*** Extracted entries

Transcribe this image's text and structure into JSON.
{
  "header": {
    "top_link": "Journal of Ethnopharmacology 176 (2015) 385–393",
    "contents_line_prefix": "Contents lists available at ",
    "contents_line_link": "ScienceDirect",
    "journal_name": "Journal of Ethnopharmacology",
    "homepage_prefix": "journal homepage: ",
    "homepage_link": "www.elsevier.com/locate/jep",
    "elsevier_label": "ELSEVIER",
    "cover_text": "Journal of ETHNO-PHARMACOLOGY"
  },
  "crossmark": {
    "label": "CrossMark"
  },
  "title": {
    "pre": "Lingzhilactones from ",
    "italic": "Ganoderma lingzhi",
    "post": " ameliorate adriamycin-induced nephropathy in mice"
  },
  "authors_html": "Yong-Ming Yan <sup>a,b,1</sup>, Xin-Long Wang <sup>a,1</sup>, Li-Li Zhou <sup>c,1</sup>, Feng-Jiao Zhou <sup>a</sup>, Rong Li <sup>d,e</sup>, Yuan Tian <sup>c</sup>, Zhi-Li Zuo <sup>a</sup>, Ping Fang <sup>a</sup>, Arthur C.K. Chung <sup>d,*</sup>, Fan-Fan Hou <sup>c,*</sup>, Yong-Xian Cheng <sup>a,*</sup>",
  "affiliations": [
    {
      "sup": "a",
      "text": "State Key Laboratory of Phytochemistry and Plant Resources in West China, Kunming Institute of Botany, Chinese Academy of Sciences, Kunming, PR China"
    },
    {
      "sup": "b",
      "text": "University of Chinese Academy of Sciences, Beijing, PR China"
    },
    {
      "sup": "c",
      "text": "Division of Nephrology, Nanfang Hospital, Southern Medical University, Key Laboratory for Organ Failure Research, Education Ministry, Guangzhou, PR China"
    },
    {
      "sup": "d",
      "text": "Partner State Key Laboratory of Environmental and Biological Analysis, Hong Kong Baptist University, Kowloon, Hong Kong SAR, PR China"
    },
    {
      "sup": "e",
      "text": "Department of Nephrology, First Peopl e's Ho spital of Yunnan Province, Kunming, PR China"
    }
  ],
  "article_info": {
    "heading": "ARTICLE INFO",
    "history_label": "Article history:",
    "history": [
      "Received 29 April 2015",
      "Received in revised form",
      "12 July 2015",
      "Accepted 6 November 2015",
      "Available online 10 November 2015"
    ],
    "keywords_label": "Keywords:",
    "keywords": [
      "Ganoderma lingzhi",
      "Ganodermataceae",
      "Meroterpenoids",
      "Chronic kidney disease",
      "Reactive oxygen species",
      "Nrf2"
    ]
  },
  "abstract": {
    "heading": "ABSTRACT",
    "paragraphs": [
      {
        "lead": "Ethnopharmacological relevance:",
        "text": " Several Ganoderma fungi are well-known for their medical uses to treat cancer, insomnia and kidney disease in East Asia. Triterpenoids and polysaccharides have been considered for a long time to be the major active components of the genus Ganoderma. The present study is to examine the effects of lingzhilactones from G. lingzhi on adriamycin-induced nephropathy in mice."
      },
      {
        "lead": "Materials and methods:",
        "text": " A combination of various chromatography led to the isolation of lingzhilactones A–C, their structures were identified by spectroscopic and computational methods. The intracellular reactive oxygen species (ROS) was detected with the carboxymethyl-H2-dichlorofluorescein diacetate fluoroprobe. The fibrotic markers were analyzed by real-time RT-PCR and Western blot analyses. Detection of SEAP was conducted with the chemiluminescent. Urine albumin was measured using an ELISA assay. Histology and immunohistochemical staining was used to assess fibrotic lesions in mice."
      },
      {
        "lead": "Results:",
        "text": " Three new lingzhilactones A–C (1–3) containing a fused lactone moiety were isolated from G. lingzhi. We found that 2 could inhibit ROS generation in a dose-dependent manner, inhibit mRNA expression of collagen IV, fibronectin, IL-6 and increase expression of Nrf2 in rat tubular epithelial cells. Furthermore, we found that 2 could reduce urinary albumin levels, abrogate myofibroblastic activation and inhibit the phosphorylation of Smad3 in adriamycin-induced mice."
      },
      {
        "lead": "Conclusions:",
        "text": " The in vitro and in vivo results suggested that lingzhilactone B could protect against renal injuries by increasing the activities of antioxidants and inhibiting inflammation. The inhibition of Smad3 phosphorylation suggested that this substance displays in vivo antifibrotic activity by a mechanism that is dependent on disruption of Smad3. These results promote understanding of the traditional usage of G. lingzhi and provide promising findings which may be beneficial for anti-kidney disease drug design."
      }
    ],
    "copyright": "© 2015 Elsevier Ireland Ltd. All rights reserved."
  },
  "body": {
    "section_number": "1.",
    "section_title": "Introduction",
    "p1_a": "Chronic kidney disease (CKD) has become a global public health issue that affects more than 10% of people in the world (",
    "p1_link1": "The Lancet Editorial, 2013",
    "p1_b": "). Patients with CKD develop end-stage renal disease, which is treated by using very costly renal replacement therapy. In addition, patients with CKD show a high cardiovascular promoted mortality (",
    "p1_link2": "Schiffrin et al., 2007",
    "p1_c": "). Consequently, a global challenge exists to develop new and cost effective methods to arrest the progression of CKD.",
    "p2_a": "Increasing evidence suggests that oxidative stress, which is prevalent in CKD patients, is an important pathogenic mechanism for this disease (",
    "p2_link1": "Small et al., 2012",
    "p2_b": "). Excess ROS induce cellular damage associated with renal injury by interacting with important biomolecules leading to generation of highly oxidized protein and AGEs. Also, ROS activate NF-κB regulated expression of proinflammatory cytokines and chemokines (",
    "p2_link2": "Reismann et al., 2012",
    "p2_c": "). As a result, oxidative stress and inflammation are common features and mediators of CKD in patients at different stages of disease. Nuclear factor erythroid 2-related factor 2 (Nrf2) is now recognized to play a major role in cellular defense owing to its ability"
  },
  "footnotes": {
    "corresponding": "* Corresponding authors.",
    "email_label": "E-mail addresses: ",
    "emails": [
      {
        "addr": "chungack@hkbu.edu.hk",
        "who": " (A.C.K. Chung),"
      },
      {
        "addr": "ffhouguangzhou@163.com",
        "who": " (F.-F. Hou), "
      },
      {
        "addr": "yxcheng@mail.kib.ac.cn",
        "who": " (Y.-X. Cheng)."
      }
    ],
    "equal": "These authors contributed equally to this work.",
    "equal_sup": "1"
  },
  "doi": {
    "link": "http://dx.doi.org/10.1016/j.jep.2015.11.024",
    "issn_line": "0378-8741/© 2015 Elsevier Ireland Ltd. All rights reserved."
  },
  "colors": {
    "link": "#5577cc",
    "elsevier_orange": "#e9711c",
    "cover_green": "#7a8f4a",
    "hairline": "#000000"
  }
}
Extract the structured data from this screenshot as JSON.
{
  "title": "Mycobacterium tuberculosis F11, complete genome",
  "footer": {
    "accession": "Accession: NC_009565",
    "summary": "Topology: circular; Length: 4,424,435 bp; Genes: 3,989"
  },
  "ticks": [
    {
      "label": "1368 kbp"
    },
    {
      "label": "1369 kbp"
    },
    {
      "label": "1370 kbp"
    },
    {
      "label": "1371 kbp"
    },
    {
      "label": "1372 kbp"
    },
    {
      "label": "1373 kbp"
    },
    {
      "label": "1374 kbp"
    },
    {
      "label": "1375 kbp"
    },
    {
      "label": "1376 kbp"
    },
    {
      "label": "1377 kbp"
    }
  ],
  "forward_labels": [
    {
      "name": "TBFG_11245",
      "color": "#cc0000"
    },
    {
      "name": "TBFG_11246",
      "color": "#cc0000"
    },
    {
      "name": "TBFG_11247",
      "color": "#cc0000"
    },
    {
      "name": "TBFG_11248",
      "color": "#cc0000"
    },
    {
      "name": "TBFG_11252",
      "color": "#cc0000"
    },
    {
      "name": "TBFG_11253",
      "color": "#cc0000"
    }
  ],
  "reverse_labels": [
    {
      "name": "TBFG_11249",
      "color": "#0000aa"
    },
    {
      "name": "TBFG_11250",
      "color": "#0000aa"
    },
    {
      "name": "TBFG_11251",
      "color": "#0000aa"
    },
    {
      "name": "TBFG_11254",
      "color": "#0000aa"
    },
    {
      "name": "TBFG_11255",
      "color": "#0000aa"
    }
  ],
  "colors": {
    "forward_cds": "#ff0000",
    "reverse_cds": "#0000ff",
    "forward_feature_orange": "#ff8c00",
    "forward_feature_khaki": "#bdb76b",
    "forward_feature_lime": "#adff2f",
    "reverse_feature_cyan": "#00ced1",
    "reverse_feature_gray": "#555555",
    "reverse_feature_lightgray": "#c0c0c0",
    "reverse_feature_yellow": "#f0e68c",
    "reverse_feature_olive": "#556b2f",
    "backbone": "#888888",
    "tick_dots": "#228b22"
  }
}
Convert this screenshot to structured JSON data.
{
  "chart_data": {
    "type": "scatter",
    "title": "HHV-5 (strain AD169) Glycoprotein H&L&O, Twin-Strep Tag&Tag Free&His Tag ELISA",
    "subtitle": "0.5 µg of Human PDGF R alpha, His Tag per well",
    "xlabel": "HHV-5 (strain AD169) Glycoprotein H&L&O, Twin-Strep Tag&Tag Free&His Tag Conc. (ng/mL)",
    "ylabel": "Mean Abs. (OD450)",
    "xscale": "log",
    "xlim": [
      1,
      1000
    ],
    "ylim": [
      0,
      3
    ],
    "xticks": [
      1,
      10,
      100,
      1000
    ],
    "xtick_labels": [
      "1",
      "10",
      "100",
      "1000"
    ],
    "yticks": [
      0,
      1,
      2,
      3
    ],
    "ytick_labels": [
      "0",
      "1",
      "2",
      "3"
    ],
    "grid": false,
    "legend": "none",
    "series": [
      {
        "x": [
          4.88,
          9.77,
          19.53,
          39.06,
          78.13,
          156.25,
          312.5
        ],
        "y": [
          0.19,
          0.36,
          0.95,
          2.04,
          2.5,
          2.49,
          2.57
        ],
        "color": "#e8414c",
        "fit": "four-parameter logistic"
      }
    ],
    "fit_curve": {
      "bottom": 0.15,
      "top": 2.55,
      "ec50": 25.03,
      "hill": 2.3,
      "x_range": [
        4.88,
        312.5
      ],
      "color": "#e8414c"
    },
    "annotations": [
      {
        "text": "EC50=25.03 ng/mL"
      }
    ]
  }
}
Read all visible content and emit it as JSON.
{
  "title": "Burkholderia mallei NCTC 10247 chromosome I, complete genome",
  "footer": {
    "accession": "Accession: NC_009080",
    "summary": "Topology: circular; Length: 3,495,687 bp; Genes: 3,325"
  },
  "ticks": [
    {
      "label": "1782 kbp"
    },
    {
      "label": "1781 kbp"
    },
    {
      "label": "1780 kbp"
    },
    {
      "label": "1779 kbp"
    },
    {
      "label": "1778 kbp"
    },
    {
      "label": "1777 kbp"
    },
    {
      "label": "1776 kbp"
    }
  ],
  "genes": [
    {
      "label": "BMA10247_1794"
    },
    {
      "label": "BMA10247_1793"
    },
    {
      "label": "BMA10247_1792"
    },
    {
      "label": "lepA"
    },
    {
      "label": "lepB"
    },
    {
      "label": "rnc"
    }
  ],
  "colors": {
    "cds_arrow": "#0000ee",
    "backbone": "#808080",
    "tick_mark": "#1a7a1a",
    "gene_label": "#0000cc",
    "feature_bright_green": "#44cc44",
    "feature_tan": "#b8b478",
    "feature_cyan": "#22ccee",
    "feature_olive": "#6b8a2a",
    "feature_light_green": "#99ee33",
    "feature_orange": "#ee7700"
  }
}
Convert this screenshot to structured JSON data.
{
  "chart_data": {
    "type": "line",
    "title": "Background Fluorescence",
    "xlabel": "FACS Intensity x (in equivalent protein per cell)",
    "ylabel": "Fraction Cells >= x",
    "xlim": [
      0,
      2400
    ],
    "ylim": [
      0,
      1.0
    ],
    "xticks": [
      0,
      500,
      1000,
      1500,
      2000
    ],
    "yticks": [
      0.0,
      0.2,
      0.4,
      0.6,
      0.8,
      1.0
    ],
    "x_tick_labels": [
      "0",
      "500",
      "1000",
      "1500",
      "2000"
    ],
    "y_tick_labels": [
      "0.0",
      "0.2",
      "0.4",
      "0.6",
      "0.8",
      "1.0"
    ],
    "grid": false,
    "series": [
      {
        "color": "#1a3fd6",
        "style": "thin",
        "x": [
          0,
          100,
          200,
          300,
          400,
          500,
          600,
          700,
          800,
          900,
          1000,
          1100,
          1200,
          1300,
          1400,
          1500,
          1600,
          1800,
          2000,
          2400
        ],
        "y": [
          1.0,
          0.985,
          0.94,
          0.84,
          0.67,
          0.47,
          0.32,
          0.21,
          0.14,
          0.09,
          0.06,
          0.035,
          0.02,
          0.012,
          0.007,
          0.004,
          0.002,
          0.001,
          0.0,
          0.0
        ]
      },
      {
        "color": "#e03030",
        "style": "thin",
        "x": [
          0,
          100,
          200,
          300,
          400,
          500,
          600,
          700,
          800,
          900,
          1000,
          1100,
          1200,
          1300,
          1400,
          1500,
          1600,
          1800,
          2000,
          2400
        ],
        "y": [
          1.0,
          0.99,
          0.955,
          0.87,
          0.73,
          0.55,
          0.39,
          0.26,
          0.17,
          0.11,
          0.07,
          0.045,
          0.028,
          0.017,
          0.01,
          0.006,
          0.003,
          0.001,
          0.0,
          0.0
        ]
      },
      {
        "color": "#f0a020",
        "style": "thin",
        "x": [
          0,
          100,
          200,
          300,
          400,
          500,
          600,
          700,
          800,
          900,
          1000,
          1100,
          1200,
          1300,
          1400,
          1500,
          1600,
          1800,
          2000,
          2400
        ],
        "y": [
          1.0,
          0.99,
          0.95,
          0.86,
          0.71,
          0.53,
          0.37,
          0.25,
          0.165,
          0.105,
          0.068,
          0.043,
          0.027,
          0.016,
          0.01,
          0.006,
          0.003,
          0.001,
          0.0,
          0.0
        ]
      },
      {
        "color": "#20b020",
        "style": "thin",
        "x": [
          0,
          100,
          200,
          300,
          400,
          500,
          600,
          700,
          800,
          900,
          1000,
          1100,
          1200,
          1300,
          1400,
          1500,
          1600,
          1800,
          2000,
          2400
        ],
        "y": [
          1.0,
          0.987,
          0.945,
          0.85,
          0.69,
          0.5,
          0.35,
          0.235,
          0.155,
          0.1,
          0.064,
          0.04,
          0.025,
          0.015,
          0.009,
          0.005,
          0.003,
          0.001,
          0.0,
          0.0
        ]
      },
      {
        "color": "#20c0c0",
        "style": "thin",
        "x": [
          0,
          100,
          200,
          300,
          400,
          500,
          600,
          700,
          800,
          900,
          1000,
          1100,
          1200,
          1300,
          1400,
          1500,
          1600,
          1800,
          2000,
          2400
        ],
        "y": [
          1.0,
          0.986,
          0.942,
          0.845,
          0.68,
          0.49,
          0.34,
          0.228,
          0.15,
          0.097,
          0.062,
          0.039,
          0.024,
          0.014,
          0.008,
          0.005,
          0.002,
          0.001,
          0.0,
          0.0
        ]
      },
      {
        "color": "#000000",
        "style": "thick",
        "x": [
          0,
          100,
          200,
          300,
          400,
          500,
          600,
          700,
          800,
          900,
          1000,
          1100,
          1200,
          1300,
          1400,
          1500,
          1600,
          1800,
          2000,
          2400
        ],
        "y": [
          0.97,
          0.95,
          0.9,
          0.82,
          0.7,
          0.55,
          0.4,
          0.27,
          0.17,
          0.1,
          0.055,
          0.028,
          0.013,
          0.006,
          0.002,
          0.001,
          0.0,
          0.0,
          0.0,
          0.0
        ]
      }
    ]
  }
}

******

* [Aim of the exercise]: In the records above, find the lines holding "Received". Copy each one.

* [Written answer]:
      "Received 29 April 2015",
      "Received in revised form",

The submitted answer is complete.